→ **EXTRACTED DATA**:
* BEGIN *
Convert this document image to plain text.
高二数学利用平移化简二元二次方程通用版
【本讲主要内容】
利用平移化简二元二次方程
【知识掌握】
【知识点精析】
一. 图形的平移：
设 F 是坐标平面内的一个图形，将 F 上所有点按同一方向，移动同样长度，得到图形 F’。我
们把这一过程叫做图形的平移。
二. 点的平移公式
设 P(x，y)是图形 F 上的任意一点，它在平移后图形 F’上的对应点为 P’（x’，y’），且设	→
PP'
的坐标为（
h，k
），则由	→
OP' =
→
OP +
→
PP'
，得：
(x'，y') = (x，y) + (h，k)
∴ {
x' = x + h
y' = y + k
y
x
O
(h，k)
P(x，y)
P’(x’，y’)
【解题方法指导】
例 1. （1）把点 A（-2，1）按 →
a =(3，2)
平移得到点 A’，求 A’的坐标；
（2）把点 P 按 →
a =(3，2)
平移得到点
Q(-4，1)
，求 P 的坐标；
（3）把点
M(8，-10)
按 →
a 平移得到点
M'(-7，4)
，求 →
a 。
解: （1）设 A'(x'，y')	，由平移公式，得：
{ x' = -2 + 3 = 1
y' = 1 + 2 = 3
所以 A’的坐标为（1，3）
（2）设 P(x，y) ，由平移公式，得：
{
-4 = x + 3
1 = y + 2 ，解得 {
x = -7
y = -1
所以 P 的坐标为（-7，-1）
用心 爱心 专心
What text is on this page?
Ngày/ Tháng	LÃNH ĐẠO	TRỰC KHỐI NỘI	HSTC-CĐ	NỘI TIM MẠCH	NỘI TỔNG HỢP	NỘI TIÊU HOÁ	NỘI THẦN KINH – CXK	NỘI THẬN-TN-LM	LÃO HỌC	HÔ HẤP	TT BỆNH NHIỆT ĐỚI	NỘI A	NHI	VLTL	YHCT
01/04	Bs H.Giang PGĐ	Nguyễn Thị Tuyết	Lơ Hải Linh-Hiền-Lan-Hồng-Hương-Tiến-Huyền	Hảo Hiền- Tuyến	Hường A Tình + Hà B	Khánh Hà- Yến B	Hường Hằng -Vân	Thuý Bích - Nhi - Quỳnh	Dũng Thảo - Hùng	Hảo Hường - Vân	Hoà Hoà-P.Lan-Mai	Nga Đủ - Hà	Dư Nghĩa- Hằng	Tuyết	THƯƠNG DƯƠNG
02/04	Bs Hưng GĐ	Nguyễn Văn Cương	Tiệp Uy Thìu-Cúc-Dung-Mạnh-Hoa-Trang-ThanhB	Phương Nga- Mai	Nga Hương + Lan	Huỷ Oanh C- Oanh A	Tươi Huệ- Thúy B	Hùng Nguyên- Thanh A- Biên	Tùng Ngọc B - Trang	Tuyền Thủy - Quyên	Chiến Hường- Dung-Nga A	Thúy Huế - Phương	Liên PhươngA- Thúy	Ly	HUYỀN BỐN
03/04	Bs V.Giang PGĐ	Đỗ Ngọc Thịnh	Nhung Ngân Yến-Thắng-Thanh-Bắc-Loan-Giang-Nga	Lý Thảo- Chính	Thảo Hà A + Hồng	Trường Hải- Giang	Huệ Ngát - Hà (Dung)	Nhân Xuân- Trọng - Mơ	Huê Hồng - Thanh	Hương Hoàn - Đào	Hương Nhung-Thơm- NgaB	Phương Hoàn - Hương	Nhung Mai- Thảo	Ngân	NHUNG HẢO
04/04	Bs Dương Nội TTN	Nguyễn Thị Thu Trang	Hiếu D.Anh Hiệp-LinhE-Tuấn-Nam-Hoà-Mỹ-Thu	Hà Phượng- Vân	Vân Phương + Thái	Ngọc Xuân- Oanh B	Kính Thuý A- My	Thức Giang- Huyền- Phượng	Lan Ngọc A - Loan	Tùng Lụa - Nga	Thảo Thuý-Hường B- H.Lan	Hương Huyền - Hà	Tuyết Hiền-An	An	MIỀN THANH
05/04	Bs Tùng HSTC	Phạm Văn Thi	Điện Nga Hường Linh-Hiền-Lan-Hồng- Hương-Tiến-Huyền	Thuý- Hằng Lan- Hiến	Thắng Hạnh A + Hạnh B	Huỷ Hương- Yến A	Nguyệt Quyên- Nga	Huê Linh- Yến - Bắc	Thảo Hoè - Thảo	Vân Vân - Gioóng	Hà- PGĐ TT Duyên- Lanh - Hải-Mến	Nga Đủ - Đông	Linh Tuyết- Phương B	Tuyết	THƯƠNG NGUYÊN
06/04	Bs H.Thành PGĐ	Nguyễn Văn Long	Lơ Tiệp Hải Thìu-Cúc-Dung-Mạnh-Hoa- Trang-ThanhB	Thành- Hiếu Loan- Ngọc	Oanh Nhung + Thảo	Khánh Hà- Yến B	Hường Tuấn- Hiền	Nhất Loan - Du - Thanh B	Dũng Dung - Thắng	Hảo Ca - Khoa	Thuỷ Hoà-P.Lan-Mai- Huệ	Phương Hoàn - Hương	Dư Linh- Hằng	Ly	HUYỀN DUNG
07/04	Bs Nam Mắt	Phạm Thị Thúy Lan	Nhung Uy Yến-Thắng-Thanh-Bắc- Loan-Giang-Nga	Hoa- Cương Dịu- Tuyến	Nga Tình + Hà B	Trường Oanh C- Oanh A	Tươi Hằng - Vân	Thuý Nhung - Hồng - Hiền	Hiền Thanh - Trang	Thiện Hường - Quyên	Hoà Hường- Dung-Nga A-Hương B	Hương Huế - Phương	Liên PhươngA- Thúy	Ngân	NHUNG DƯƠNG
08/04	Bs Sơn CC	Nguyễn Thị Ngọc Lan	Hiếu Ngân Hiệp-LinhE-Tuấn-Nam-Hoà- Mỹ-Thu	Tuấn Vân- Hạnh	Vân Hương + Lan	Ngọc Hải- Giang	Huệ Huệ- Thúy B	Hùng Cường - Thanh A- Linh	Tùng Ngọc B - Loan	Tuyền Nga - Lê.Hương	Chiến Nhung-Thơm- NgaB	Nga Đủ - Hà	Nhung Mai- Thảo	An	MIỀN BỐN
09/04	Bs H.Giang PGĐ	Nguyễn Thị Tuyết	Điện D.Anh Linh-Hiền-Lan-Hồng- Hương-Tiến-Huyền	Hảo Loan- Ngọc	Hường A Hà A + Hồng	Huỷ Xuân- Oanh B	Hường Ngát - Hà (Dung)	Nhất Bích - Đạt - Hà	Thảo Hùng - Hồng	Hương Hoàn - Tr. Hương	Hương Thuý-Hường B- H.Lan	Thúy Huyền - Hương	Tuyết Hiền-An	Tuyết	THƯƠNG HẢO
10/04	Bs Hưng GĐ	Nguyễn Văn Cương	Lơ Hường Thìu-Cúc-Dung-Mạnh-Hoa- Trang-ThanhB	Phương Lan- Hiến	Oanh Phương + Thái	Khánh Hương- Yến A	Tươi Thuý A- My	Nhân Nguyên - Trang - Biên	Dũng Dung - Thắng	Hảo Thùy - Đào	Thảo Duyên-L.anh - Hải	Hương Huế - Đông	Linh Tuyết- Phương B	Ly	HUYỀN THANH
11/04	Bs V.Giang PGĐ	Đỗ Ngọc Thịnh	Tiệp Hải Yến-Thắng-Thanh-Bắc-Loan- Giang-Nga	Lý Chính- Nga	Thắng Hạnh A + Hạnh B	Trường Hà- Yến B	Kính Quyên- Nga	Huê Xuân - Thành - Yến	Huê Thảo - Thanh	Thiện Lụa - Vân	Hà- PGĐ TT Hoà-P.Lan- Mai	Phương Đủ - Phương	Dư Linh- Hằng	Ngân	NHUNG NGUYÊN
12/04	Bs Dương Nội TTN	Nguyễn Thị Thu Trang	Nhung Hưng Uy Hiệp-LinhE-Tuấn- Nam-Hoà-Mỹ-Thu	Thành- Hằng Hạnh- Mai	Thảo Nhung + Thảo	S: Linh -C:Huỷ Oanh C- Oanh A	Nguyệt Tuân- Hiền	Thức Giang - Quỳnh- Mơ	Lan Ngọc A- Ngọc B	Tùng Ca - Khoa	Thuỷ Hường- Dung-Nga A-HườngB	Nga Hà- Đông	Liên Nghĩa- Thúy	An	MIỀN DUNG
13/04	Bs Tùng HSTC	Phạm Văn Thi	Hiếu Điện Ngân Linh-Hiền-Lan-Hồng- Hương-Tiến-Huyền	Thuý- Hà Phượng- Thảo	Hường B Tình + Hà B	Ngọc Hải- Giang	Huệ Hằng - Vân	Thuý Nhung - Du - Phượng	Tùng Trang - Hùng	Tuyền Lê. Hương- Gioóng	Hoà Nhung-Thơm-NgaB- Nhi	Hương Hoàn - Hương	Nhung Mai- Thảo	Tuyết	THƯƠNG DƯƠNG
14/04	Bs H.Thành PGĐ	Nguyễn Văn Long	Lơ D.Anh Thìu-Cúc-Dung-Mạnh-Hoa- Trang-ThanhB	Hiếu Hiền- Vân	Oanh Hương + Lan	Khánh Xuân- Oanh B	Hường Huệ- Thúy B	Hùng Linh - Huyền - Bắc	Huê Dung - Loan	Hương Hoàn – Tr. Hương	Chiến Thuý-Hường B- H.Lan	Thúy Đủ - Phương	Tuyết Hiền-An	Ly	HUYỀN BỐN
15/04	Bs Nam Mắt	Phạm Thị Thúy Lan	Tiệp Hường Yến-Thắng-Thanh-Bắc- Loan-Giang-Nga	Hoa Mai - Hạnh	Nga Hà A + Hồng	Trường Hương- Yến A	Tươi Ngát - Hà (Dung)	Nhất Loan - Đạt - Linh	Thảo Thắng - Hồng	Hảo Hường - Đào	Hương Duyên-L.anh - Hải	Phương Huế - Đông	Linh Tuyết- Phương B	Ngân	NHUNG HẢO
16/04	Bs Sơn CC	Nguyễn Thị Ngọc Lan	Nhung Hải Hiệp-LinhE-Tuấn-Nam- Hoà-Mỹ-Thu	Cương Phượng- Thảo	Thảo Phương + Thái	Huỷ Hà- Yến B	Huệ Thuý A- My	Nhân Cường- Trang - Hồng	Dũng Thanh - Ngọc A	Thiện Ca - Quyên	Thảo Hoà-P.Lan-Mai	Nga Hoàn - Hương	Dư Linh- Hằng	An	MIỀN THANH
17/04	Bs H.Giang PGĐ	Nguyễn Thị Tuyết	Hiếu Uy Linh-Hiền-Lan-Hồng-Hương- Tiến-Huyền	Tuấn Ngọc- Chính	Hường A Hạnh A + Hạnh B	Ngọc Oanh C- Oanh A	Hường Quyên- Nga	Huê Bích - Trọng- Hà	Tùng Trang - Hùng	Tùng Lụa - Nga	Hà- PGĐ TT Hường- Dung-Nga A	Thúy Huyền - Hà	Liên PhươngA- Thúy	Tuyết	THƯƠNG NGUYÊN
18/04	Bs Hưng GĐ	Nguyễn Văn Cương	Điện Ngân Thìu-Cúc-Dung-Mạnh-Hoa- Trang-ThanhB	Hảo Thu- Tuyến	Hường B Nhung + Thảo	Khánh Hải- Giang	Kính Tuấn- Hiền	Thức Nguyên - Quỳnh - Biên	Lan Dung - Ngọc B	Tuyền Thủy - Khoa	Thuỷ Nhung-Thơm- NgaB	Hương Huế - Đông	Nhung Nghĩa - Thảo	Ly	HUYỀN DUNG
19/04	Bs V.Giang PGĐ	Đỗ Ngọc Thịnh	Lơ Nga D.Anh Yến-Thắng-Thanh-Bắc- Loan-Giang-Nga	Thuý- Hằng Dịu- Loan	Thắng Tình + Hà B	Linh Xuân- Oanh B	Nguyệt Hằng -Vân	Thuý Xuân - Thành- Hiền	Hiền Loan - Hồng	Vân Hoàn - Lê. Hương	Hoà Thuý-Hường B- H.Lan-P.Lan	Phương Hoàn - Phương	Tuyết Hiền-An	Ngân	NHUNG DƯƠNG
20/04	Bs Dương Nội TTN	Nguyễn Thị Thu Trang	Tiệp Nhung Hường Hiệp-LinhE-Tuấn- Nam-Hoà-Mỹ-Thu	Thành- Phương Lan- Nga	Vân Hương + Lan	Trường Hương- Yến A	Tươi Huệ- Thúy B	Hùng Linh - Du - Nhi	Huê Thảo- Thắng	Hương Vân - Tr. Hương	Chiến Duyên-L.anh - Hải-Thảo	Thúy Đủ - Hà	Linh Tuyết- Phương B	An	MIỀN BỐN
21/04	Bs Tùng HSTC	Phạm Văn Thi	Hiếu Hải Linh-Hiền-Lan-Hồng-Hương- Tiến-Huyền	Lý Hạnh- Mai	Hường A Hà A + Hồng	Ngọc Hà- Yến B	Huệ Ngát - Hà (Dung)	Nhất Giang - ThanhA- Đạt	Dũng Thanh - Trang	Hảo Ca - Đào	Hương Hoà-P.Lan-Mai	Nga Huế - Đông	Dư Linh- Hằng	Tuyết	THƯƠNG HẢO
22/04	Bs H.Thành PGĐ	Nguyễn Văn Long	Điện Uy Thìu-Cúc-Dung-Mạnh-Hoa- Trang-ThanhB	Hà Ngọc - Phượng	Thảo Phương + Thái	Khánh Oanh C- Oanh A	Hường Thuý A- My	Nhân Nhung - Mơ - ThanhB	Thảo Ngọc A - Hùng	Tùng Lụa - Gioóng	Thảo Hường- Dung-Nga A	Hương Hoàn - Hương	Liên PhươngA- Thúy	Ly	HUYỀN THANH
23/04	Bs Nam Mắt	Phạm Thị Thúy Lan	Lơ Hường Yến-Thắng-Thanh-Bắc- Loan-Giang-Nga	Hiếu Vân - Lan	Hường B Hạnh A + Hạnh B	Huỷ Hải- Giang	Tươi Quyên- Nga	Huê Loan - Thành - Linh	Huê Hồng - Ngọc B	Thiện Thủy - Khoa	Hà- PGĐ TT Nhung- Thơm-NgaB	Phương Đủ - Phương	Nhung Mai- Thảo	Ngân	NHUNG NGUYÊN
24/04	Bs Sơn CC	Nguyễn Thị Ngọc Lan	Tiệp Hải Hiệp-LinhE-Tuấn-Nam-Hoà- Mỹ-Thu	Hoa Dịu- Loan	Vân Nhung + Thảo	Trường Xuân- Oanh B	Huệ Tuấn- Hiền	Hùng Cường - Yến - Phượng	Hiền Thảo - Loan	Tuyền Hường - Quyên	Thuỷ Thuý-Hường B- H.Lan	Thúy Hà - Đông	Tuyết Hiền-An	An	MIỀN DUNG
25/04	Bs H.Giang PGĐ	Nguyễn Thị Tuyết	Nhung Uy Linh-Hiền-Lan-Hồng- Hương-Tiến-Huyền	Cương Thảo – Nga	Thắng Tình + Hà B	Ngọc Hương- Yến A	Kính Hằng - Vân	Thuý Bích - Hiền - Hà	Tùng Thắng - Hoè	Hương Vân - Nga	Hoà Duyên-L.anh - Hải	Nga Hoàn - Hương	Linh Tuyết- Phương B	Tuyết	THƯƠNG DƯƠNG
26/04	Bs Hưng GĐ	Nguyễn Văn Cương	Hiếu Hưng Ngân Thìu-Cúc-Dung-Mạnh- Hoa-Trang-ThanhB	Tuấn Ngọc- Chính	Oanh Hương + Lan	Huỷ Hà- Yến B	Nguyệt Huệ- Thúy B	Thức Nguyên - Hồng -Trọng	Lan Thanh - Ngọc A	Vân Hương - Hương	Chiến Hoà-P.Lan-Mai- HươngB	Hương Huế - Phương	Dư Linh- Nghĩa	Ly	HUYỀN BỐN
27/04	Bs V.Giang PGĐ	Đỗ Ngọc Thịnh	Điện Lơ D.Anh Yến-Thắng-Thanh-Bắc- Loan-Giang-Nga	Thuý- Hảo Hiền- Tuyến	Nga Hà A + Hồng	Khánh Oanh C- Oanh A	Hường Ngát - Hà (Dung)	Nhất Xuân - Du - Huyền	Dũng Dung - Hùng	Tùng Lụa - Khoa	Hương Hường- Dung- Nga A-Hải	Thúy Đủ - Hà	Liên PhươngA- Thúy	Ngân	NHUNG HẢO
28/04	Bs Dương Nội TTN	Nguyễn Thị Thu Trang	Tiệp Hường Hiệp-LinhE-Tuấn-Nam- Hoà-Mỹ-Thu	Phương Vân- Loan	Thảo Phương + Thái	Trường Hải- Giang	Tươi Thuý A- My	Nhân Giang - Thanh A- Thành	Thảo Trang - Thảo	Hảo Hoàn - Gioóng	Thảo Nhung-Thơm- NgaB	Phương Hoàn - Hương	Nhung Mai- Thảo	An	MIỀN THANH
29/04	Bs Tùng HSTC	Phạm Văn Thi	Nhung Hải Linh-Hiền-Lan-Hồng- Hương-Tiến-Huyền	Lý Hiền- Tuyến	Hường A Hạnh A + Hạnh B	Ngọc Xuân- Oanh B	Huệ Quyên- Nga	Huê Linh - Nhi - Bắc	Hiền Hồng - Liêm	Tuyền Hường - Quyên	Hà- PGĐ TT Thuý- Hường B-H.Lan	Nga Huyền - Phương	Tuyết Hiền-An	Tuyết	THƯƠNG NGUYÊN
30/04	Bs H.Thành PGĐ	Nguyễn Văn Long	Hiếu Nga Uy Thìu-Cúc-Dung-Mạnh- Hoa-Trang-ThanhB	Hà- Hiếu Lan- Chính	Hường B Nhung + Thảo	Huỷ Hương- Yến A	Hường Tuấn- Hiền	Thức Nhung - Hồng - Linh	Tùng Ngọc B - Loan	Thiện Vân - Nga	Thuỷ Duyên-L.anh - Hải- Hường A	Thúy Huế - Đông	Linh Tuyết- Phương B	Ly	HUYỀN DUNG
* END *
→ **WRITTEN REQUEST**: From the records above, how many lines include the word "this"? Only the number is wanted.

→ **WRITTEN SOLUTION**: 2